• **Written request**
Check every line of the entries below for the word "style", and copy the ones that have it.

[Figure content listings]

--*--

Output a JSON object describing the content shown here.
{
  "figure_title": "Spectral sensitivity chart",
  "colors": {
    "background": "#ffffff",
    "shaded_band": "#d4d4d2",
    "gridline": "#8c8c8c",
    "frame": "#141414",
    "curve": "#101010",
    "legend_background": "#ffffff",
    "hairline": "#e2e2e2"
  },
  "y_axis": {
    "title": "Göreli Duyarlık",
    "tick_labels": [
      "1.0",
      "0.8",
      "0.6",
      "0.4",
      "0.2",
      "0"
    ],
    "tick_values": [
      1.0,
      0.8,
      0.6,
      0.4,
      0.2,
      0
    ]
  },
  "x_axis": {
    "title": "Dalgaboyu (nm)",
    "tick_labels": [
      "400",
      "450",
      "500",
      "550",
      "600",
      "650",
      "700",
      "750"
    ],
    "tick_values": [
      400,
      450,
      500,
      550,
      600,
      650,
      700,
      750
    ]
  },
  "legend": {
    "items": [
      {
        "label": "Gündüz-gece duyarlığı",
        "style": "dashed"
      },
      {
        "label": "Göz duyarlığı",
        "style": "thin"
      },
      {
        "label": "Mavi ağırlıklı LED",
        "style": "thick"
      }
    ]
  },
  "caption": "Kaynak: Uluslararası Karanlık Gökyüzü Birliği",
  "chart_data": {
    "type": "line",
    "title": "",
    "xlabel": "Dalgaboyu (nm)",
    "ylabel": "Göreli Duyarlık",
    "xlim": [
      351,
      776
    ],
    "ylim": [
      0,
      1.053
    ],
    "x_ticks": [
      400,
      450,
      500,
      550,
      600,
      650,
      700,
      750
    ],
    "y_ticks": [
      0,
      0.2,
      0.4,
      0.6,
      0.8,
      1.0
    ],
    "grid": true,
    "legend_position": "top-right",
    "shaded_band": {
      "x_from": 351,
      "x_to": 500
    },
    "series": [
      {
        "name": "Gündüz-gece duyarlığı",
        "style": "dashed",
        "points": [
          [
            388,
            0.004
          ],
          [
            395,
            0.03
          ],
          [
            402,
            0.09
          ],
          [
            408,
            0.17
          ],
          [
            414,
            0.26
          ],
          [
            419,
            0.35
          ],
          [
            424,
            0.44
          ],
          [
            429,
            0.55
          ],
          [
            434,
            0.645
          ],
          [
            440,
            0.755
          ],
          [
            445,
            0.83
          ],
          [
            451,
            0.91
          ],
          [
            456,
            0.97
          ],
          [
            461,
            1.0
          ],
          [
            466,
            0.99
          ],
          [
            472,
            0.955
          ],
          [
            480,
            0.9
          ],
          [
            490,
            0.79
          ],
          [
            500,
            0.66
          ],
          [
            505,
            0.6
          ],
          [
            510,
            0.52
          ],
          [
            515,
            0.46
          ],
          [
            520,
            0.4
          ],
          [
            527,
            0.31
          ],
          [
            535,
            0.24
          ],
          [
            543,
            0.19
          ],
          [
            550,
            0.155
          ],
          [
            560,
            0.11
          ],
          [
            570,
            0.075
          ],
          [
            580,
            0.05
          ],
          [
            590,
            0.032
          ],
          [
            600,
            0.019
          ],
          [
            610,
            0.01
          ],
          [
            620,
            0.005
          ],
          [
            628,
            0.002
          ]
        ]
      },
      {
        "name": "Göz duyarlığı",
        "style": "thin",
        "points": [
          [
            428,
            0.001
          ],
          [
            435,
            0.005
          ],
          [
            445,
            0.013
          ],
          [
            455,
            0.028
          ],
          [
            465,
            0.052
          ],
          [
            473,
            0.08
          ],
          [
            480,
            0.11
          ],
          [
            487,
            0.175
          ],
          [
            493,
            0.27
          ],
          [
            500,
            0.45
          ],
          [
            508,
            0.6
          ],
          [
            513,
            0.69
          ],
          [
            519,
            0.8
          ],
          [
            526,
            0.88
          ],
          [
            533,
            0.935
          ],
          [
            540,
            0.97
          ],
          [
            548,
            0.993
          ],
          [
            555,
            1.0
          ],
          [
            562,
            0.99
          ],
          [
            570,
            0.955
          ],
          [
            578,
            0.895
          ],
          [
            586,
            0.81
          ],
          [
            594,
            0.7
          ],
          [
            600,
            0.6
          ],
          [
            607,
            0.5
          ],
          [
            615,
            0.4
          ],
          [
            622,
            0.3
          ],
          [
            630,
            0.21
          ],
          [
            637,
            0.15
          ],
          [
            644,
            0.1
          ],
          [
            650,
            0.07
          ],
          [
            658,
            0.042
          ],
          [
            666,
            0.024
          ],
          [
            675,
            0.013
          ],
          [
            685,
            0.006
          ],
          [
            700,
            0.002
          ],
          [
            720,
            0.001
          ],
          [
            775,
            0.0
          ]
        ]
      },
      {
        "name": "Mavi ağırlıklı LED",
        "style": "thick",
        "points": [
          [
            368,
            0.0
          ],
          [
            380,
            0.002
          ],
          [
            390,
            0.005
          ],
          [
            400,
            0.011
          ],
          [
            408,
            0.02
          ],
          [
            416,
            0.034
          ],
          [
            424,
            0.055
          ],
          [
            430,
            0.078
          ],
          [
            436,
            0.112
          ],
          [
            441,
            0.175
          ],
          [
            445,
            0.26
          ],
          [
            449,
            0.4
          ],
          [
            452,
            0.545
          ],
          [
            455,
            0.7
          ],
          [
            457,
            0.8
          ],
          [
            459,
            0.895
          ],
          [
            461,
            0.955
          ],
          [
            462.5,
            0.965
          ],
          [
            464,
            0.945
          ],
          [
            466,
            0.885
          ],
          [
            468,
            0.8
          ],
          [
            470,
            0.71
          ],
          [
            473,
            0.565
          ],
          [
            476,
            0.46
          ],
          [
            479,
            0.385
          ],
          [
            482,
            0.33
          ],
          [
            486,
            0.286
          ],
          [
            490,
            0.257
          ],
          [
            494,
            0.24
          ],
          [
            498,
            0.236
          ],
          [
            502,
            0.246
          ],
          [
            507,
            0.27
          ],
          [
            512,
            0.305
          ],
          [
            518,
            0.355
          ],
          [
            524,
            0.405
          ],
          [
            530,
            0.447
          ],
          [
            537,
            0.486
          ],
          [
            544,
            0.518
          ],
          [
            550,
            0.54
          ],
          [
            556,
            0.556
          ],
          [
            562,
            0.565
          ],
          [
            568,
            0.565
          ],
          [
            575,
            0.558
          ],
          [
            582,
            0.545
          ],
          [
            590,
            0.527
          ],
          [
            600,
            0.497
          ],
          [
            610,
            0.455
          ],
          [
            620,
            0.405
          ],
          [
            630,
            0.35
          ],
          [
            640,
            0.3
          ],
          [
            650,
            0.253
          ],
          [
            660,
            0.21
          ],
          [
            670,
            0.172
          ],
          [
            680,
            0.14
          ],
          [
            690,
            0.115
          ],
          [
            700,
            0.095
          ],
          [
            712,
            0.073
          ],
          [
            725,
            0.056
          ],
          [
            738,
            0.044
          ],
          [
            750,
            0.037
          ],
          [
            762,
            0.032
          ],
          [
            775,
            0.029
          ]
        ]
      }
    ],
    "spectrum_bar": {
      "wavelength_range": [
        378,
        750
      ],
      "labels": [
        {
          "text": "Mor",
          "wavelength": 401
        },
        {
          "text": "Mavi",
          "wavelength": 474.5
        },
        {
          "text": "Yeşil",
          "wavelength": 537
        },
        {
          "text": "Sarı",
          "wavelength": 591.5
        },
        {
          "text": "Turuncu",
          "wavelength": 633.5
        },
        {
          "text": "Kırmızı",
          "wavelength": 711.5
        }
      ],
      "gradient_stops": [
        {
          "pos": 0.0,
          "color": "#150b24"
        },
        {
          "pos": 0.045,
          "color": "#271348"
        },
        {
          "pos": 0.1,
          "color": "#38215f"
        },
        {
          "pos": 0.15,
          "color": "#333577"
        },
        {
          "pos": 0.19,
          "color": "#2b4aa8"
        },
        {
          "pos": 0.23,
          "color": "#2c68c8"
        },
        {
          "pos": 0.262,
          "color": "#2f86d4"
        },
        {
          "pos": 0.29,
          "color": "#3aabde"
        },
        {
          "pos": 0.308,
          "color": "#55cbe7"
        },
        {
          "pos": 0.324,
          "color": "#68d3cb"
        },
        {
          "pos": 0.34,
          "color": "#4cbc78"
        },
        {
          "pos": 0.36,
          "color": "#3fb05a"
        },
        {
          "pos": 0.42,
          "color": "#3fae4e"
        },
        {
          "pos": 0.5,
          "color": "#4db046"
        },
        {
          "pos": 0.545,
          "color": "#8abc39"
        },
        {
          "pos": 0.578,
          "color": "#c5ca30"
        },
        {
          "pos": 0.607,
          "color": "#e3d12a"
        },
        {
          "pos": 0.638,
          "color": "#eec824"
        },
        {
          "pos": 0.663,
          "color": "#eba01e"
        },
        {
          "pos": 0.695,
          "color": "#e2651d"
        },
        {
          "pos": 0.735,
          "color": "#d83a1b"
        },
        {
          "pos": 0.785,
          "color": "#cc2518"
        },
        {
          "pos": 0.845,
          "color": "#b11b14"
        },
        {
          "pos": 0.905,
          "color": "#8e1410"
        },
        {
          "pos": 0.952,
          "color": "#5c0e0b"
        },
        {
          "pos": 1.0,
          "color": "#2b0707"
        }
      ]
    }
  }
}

--*--

• **Reply**
        "style": "dashed"
        "style": "thin"
        "style": "thick"
        "style": "dashed",
        "style": "thin",
        "style": "thick",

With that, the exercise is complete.